Copy each line that holds "الهجرى".

** Start RECORD SET **

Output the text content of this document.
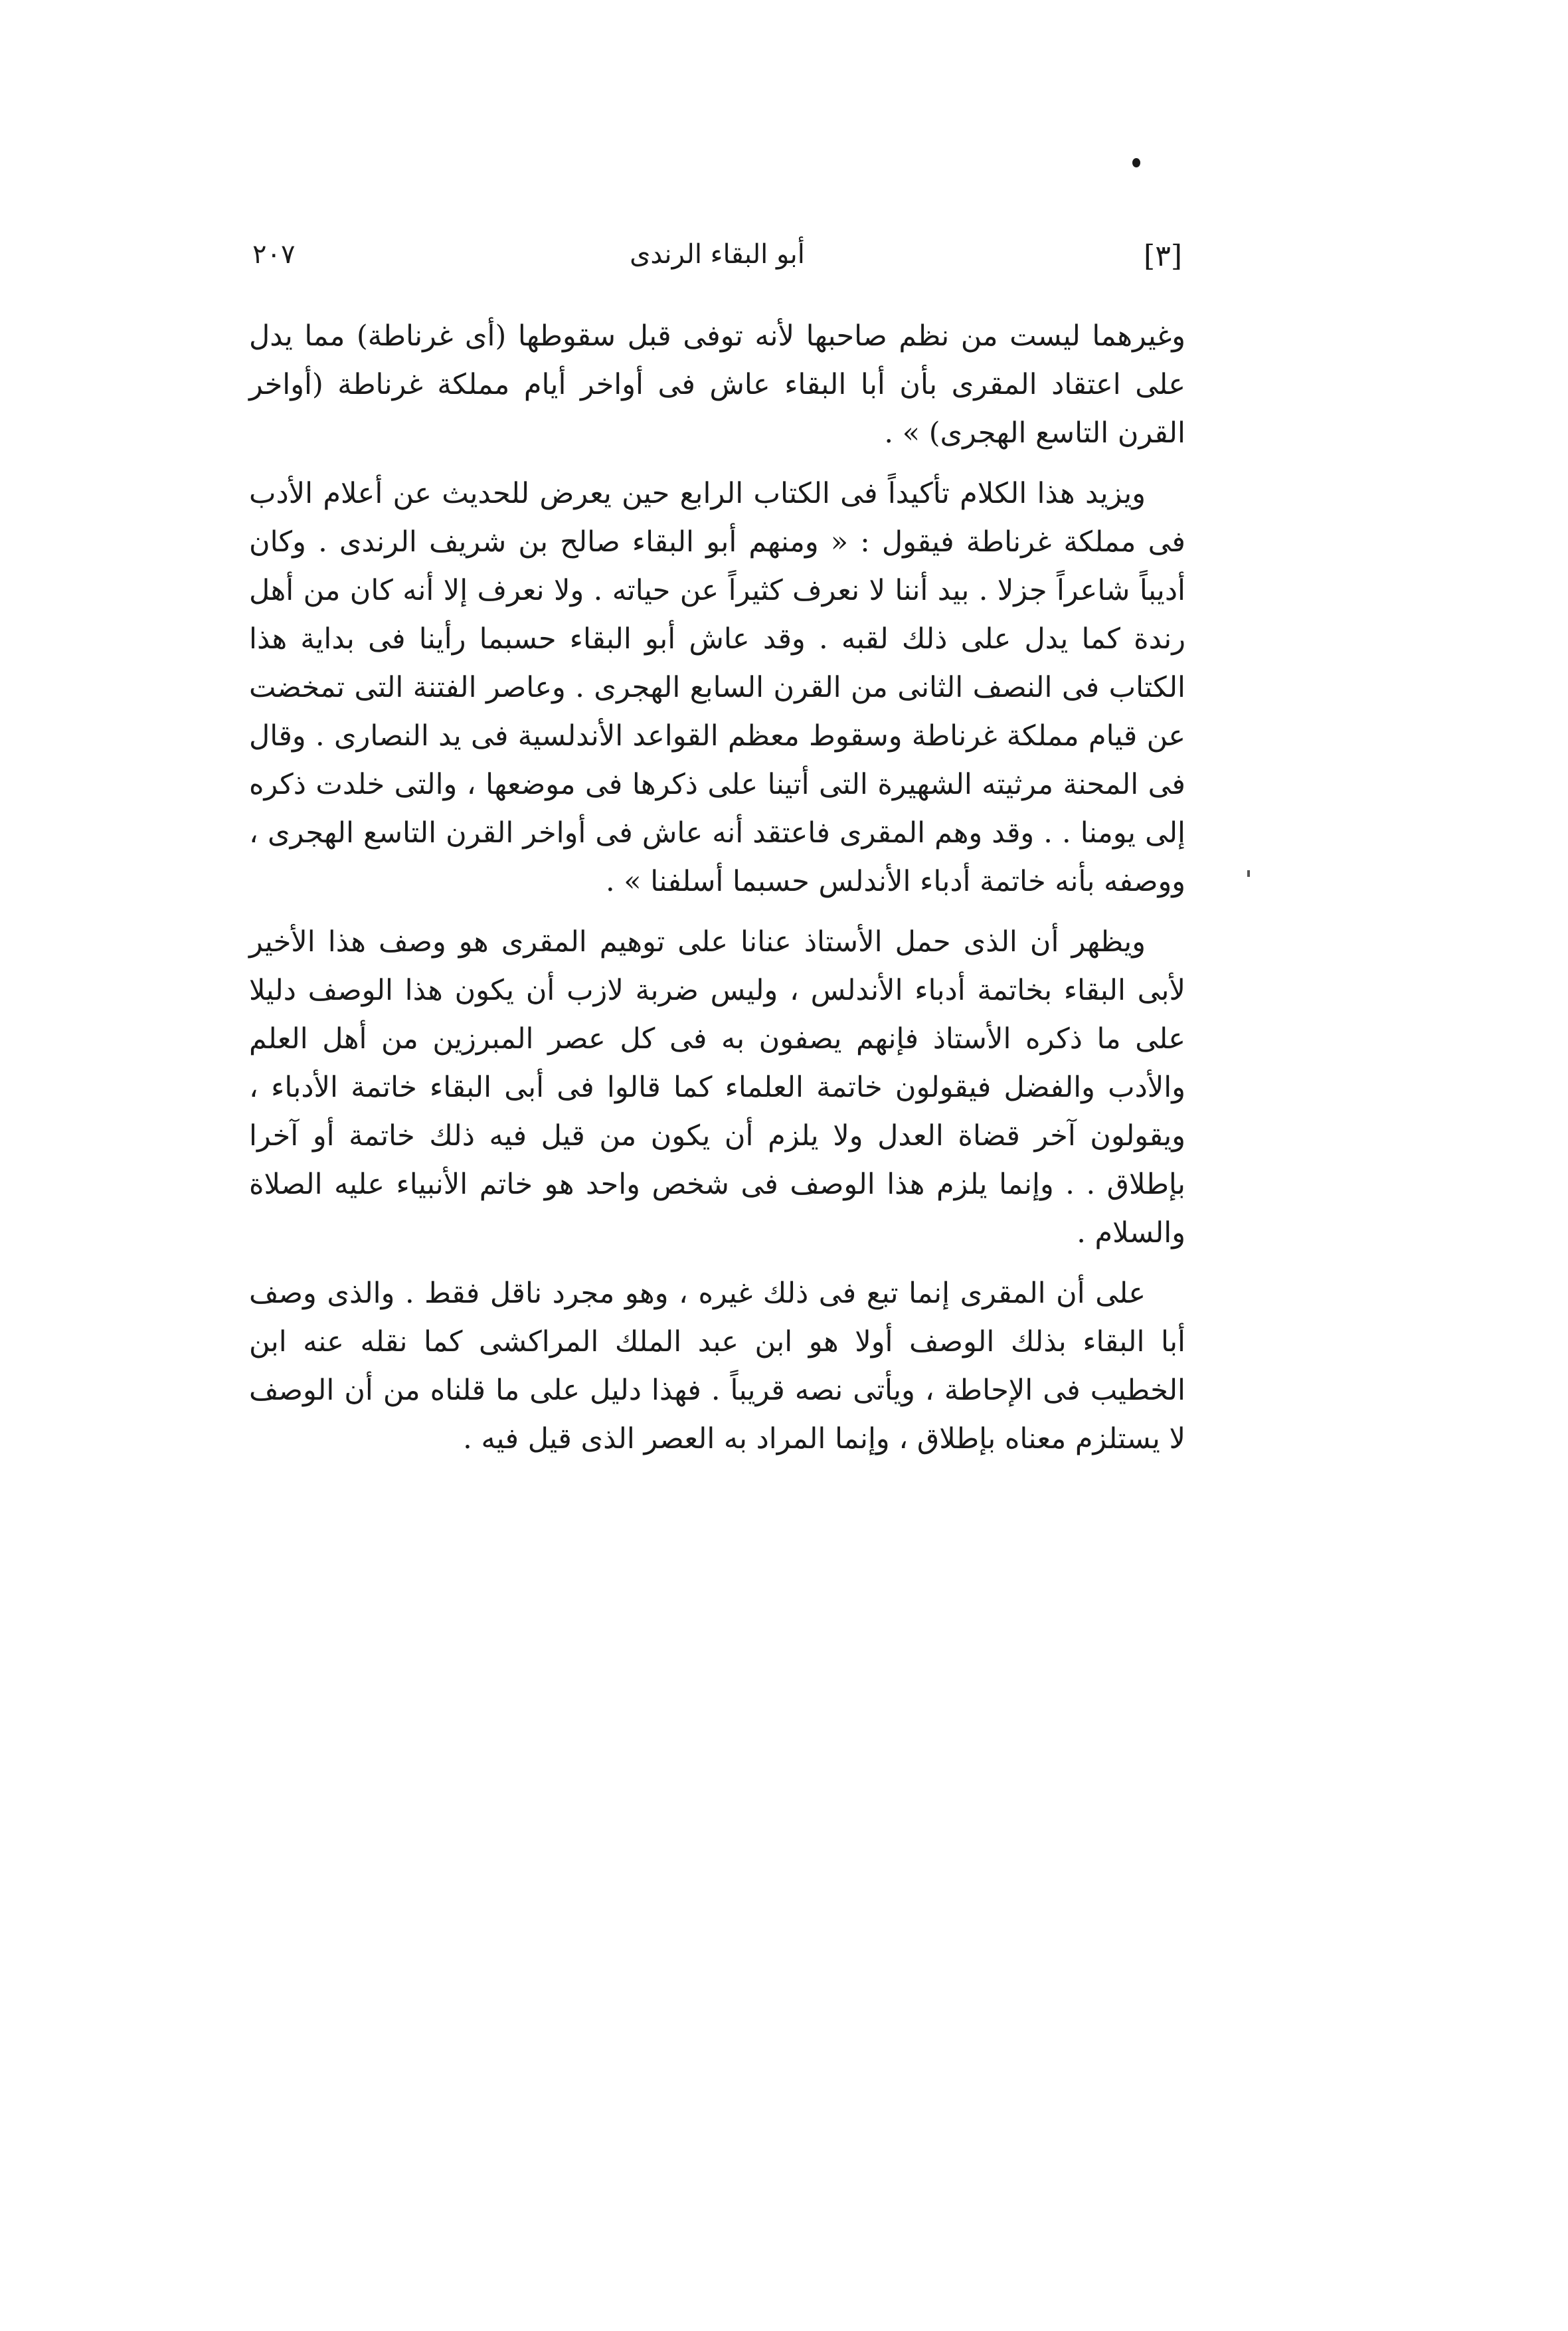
[٣]
أبو البقاء الرندى
٢٠٧

وغيرهما ليست من نظم صاحبها لأنه توفى قبل سقوطها (أى غرناطة) مما يدل على اعتقاد المقرى بأن أبا البقاء عاش فى أواخر أيام مملكة غرناطة (أواخر القرن التاسع الهجرى) » .

ويزيد هذا الكلام تأكيداً فى الكتاب الرابع حين يعرض للحديث عن أعلام الأدب فى مملكة غرناطة فيقول : « ومنهم أبو البقاء صالح بن شريف الرندى . وكان أديباً شاعراً جزلا . بيد أننا لا نعرف كثيراً عن حياته . ولا نعرف إلا أنه كان من أهل رندة كما يدل على ذلك لقبه . وقد عاش أبو البقاء حسبما رأينا فى بداية هذا الكتاب فى النصف الثانى من القرن السابع الهجرى . وعاصر الفتنة التى تمخضت عن قيام مملكة غرناطة وسقوط معظم القواعد الأندلسية فى يد النصارى . وقال فى المحنة مرثيته الشهيرة التى أتينا على ذكرها فى موضعها ، والتى خلدت ذكره إلى يومنا . . وقد وهم المقرى فاعتقد أنه عاش فى أواخر القرن التاسع الهجرى ، ووصفه بأنه خاتمة أدباء الأندلس حسبما أسلفنا » .

ويظهر أن الذى حمل الأستاذ عنانا على توهيم المقرى هو وصف هذا الأخير لأبى البقاء بخاتمة أدباء الأندلس ، وليس ضربة لازب أن يكون هذا الوصف دليلا على ما ذكره الأستاذ فإنهم يصفون به فى كل عصر المبرزين من أهل العلم والأدب والفضل فيقولون خاتمة العلماء كما قالوا فى أبى البقاء خاتمة الأدباء ، ويقولون آخر قضاة العدل ولا يلزم أن يكون من قيل فيه ذلك خاتمة أو آخرا بإطلاق . . وإنما يلزم هذا الوصف فى شخص واحد هو خاتم الأنبياء عليه الصلاة والسلام .

على أن المقرى إنما تبع فى ذلك غيره ، وهو مجرد ناقل فقط . والذى وصف أبا البقاء بذلك الوصف أولا هو ابن عبد الملك المراكشى كما نقله عنه ابن الخطيب فى الإحاطة ، ويأتى نصه قريباً . فهذا دليل على ما قلناه من أن الوصف لا يستلزم معناه بإطلاق ، وإنما المراد به العصر الذى قيل فيه .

** End RECORD SET **

◆ REPLY
وغيرهما ليست من نظم صاحبها لأنه توفى قبل سقوطها (أى غرناطة) مما يدل على اعتقاد المقرى بأن أبا البقاء عاش فى أواخر أيام مملكة غرناطة (أواخر القرن التاسع الهجرى) » .
ويزيد هذا الكلام تأكيداً فى الكتاب الرابع حين يعرض للحديث عن أعلام الأدب فى مملكة غرناطة فيقول : « ومنهم أبو البقاء صالح بن شريف الرندى . وكان أديباً شاعراً جزلا . بيد أننا لا نعرف كثيراً عن حياته . ولا نعرف إلا أنه كان من أهل رندة كما يدل على ذلك لقبه . وقد عاش أبو البقاء حسبما رأينا فى بداية هذا الكتاب فى النصف الثانى من القرن السابع الهجرى . وعاصر الفتنة التى تمخضت عن قيام مملكة غرناطة وسقوط معظم القواعد الأندلسية فى يد النصارى . وقال فى المحنة مرثيته الشهيرة التى أتينا على ذكرها فى موضعها ، والتى خلدت ذكره إلى يومنا . . وقد وهم المقرى فاعتقد أنه عاش فى أواخر القرن التاسع الهجرى ، ووصفه بأنه خاتمة أدباء الأندلس حسبما أسلفنا » .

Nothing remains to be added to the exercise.